- **What this task involves**:
Restate, word for word, all of the material shown below.

****************

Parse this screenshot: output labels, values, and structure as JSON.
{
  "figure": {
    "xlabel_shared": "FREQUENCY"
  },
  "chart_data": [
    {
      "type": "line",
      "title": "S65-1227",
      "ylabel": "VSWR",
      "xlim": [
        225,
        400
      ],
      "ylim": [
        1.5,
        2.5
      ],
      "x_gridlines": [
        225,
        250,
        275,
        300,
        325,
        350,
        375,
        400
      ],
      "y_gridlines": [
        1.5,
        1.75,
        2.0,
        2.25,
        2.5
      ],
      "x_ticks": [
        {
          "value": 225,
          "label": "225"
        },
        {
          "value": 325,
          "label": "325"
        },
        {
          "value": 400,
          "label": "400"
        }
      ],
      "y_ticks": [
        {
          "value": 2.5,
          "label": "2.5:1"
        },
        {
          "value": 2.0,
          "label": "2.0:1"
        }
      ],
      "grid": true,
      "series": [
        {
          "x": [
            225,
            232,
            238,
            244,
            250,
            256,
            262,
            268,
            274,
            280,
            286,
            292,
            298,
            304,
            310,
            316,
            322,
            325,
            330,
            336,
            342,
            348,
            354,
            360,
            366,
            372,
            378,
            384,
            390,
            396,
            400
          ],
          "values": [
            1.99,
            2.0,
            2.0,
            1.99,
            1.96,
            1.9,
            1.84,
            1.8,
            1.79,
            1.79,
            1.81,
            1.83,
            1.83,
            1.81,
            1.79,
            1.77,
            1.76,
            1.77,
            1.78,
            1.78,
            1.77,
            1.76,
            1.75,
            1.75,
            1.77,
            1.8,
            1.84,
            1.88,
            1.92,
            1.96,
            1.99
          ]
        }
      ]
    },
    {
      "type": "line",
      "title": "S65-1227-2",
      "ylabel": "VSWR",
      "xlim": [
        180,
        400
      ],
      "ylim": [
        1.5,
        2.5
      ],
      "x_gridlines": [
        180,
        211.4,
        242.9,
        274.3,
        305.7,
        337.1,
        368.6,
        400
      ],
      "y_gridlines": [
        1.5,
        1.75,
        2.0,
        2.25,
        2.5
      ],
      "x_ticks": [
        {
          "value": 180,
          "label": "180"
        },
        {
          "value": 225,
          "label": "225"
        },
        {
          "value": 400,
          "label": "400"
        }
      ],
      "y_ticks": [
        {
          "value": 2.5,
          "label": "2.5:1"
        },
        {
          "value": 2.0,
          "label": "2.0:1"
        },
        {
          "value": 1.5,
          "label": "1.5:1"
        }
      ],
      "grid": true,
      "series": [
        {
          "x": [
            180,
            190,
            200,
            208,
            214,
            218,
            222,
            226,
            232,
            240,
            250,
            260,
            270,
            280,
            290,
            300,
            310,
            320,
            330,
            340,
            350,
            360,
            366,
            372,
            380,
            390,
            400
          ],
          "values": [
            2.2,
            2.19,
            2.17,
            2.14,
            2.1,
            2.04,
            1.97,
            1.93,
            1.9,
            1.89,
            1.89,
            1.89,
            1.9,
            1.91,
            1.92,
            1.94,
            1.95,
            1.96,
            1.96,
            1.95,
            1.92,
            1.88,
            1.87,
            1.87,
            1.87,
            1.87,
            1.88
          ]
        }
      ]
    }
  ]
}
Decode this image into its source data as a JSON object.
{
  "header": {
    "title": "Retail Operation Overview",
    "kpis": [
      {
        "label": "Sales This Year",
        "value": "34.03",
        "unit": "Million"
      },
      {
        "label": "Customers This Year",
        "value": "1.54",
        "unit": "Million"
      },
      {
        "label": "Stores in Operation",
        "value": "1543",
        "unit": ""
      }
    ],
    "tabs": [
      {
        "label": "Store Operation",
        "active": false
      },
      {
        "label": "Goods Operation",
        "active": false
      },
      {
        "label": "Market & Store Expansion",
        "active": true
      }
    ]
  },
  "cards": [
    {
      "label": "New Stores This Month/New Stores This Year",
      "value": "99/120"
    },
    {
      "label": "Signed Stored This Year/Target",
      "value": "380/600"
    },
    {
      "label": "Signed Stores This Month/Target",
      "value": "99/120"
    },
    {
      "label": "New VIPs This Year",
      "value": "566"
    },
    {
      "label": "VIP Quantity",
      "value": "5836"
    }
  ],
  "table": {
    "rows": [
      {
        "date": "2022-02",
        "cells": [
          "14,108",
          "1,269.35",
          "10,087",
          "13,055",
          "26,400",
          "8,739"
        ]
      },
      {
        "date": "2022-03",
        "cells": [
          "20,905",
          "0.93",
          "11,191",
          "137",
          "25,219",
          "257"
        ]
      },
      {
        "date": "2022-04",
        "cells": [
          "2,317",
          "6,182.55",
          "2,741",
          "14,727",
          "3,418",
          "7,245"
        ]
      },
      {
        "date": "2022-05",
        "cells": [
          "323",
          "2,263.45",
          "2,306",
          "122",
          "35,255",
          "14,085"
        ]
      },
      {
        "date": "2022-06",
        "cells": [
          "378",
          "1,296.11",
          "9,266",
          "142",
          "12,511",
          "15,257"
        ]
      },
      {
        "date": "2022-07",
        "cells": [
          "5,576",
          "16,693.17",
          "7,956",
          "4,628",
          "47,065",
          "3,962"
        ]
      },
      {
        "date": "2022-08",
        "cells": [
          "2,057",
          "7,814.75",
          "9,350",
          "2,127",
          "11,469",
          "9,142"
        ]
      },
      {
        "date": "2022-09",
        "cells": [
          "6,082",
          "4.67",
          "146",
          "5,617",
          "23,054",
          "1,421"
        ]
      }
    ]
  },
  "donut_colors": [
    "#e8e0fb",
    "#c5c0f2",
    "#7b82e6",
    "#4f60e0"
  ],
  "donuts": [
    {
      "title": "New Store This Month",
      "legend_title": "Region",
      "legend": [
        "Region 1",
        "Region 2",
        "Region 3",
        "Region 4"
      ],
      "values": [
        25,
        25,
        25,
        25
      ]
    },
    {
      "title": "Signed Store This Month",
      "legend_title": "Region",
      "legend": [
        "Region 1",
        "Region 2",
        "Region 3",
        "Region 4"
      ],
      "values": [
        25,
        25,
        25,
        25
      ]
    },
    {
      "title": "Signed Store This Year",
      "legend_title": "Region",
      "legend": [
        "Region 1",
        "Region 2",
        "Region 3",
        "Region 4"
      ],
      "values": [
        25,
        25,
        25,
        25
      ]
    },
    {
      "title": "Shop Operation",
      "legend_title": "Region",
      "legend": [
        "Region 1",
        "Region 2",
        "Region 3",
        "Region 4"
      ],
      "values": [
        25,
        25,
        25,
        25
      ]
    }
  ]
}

****************

- **Solution below**:
Parse this screenshot: output labels, values, and structure as JSON.
{
  "figure": {
    "xlabel_shared": "FREQUENCY"
  },
  "chart_data": [
    {
      "type": "line",
      "title": "S65-1227",
      "ylabel": "VSWR",
      "xlim": [
        225,
        400
      ],
      "ylim": [
        1.5,
        2.5
      ],
      "x_gridlines": [
        225,
        250,
        275,
        300,
        325,
        350,
        375,
        400
      ],
      "y_gridlines": [
        1.5,
        1.75,
        2.0,
        2.25,
        2.5
      ],
      "x_ticks": [
        {
          "value": 225,
          "label": "225"
        },
        {
          "value": 325,
          "label": "325"
        },
        {
          "value": 400,
          "label": "400"
        }
      ],
      "y_ticks": [
        {
          "value": 2.5,
          "label": "2.5:1"
        },
        {
          "value": 2.0,
          "label": "2.0:1"
        }
      ],
      "grid": true,
      "series": [
        {
          "x": [
            225,
            232,
            238,
            244,
            250,
            256,
            262,
            268,
            274,
            280,
            286,
            292,
            298,
            304,
            310,
            316,
            322,
            325,
            330,
            336,
            342,
            348,
            354,
            360,
            366,
            372,
            378,
            384,
            390,
            396,
            400
          ],
          "values": [
            1.99,
            2.0,
            2.0,
            1.99,
            1.96,
            1.9,
            1.84,
            1.8,
            1.79,
            1.79,
            1.81,
            1.83,
            1.83,
            1.81,
            1.79,
            1.77,
            1.76,
            1.77,
            1.78,
            1.78,
            1.77,
            1.76,
            1.75,
            1.75,
            1.77,
            1.8,
            1.84,
            1.88,
            1.92,
            1.96,
            1.99
          ]
        }
      ]
    },
    {
      "type": "line",
      "title": "S65-1227-2",
      "ylabel": "VSWR",
      "xlim": [
        180,
        400
      ],
      "ylim": [
        1.5,
        2.5
      ],
      "x_gridlines": [
        180,
        211.4,
        242.9,
        274.3,
        305.7,
        337.1,
        368.6,
        400
      ],
      "y_gridlines": [
        1.5,
        1.75,
        2.0,
        2.25,
        2.5
      ],
      "x_ticks": [
        {
          "value": 180,
          "label": "180"
        },
        {
          "value": 225,
          "label": "225"
        },
        {
          "value": 400,
          "label": "400"
        }
      ],
      "y_ticks": [
        {
          "value": 2.5,
          "label": "2.5:1"
        },
        {
          "value": 2.0,
          "label": "2.0:1"
        },
        {
          "value": 1.5,
          "label": "1.5:1"
        }
      ],
      "grid": true,
      "series": [
        {
          "x": [
            180,
            190,
            200,
            208,
            214,
            218,
            222,
            226,
            232,
            240,
            250,
            260,
            270,
            280,
            290,
            300,
            310,
            320,
            330,
            340,
            350,
            360,
            366,
            372,
            380,
            390,
            400
          ],
          "values": [
            2.2,
            2.19,
            2.17,
            2.14,
            2.1,
            2.04,
            1.97,
            1.93,
            1.9,
            1.89,
            1.89,
            1.89,
            1.9,
            1.91,
            1.92,
            1.94,
            1.95,
            1.96,
            1.96,
            1.95,
            1.92,
            1.88,
            1.87,
            1.87,
            1.87,
            1.87,
            1.88
          ]
        }
      ]
    }
  ]
}
Decode this image into its source data as a JSON object.
{
  "header": {
    "title": "Retail Operation Overview",
    "kpis": [
      {
        "label": "Sales This Year",
        "value": "34.03",
        "unit": "Million"
      },
      {
        "label": "Customers This Year",
        "value": "1.54",
        "unit": "Million"
      },
      {
        "label": "Stores in Operation",
        "value": "1543",
        "unit": ""
      }
    ],
    "tabs": [
      {
        "label": "Store Operation",
        "active": false
      },
      {
        "label": "Goods Operation",
        "active": false
      },
      {
        "label": "Market & Store Expansion",
        "active": true
      }
    ]
  },
  "cards": [
    {
      "label": "New Stores This Month/New Stores This Year",
      "value": "99/120"
    },
    {
      "label": "Signed Stored This Year/Target",
      "value": "380/600"
    },
    {
      "label": "Signed Stores This Month/Target",
      "value": "99/120"
    },
    {
      "label": "New VIPs This Year",
      "value": "566"
    },
    {
      "label": "VIP Quantity",
      "value": "5836"
    }
  ],
  "table": {
    "rows": [
      {
        "date": "2022-02",
        "cells": [
          "14,108",
          "1,269.35",
          "10,087",
          "13,055",
          "26,400",
          "8,739"
        ]
      },
      {
        "date": "2022-03",
        "cells": [
          "20,905",
          "0.93",
          "11,191",
          "137",
          "25,219",
          "257"
        ]
      },
      {
        "date": "2022-04",
        "cells": [
          "2,317",
          "6,182.55",
          "2,741",
          "14,727",
          "3,418",
          "7,245"
        ]
      },
      {
        "date": "2022-05",
        "cells": [
          "323",
          "2,263.45",
          "2,306",
          "122",
          "35,255",
          "14,085"
        ]
      },
      {
        "date": "2022-06",
        "cells": [
          "378",
          "1,296.11",
          "9,266",
          "142",
          "12,511",
          "15,257"
        ]
      },
      {
        "date": "2022-07",
        "cells": [
          "5,576",
          "16,693.17",
          "7,956",
          "4,628",
          "47,065",
          "3,962"
        ]
      },
      {
        "date": "2022-08",
        "cells": [
          "2,057",
          "7,814.75",
          "9,350",
          "2,127",
          "11,469",
          "9,142"
        ]
      },
      {
        "date": "2022-09",
        "cells": [
          "6,082",
          "4.67",
          "146",
          "5,617",
          "23,054",
          "1,421"
        ]
      }
    ]
  },
  "donut_colors": [
    "#e8e0fb",
    "#c5c0f2",
    "#7b82e6",
    "#4f60e0"
  ],
  "donuts": [
    {
      "title": "New Store This Month",
      "legend_title": "Region",
      "legend": [
        "Region 1",
        "Region 2",
        "Region 3",
        "Region 4"
      ],
      "values": [
        25,
        25,
        25,
        25
      ]
    },
    {
      "title": "Signed Store This Month",
      "legend_title": "Region",
      "legend": [
        "Region 1",
        "Region 2",
        "Region 3",
        "Region 4"
      ],
      "values": [
        25,
        25,
        25,
        25
      ]
    },
    {
      "title": "Signed Store This Year",
      "legend_title": "Region",
      "legend": [
        "Region 1",
        "Region 2",
        "Region 3",
        "Region 4"
      ],
      "values": [
        25,
        25,
        25,
        25
      ]
    },
    {
      "title": "Shop Operation",
      "legend_title": "Region",
      "legend": [
        "Region 1",
        "Region 2",
        "Region 3",
        "Region 4"
      ],
      "values": [
        25,
        25,
        25,
        25
      ]
    }
  ]
}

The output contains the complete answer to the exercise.